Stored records
--- start ---

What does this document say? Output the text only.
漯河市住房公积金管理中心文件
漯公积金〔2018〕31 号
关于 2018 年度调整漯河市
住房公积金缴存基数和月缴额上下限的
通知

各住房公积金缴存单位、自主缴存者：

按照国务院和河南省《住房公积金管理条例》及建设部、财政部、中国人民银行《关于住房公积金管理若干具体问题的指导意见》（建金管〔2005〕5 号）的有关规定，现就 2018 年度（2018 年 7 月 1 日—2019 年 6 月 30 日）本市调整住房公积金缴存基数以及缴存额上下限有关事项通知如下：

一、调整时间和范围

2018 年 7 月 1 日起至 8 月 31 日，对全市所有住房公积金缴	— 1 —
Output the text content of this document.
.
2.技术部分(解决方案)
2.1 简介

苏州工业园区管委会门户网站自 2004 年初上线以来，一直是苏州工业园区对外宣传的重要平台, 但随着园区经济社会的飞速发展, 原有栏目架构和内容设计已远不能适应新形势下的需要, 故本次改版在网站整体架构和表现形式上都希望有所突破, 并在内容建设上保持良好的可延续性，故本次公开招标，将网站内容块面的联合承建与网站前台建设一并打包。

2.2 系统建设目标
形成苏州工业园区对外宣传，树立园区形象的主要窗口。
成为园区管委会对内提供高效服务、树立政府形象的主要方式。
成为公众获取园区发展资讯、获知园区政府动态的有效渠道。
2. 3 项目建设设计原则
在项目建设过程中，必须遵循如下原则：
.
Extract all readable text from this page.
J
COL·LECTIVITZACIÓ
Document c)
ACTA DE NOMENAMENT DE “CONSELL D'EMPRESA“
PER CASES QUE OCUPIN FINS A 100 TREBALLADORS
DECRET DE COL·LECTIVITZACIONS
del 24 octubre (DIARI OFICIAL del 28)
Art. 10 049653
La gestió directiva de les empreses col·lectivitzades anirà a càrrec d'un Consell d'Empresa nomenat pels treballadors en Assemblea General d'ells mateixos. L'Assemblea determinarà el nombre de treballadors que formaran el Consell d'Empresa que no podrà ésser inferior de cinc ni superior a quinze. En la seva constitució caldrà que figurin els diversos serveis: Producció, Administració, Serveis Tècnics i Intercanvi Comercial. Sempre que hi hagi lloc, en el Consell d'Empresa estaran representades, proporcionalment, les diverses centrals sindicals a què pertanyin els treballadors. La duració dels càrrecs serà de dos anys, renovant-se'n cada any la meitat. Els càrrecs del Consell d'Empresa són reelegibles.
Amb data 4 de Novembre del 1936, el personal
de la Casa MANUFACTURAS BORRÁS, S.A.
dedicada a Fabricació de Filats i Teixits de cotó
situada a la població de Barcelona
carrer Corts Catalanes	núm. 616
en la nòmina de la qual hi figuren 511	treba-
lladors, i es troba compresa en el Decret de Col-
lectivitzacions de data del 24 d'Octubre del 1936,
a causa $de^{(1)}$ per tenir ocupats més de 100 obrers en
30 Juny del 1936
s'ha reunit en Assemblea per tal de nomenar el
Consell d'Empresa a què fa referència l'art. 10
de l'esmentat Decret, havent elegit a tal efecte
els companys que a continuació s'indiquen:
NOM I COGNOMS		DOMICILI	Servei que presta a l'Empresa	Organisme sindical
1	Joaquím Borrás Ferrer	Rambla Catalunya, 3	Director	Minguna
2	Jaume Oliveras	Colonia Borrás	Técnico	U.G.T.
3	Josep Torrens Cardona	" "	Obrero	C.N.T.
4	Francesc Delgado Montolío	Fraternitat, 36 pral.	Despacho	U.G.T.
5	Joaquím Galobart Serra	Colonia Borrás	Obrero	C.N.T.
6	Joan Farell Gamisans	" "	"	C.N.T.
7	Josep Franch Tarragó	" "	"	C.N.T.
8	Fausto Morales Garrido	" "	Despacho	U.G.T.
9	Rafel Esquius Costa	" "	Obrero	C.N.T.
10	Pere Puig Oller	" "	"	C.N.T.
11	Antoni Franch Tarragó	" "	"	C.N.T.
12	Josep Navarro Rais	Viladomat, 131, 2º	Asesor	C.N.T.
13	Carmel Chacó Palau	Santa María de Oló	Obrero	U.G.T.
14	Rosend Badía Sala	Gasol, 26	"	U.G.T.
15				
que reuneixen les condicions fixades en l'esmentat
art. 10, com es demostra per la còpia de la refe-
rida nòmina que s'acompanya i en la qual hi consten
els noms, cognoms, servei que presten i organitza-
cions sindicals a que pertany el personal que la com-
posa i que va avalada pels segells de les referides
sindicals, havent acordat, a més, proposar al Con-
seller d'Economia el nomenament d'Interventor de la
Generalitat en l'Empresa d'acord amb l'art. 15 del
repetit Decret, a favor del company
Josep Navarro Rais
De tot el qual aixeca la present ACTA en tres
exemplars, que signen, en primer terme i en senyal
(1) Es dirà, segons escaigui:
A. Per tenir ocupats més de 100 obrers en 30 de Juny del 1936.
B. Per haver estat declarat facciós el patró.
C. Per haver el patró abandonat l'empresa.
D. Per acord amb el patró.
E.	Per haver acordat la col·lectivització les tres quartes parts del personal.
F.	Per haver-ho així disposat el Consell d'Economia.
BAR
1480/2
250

--- end ---

> [What you are asked to do] Only a number is wanted: how many lines of the material include the word "Juny".

> [Finished exercise] 2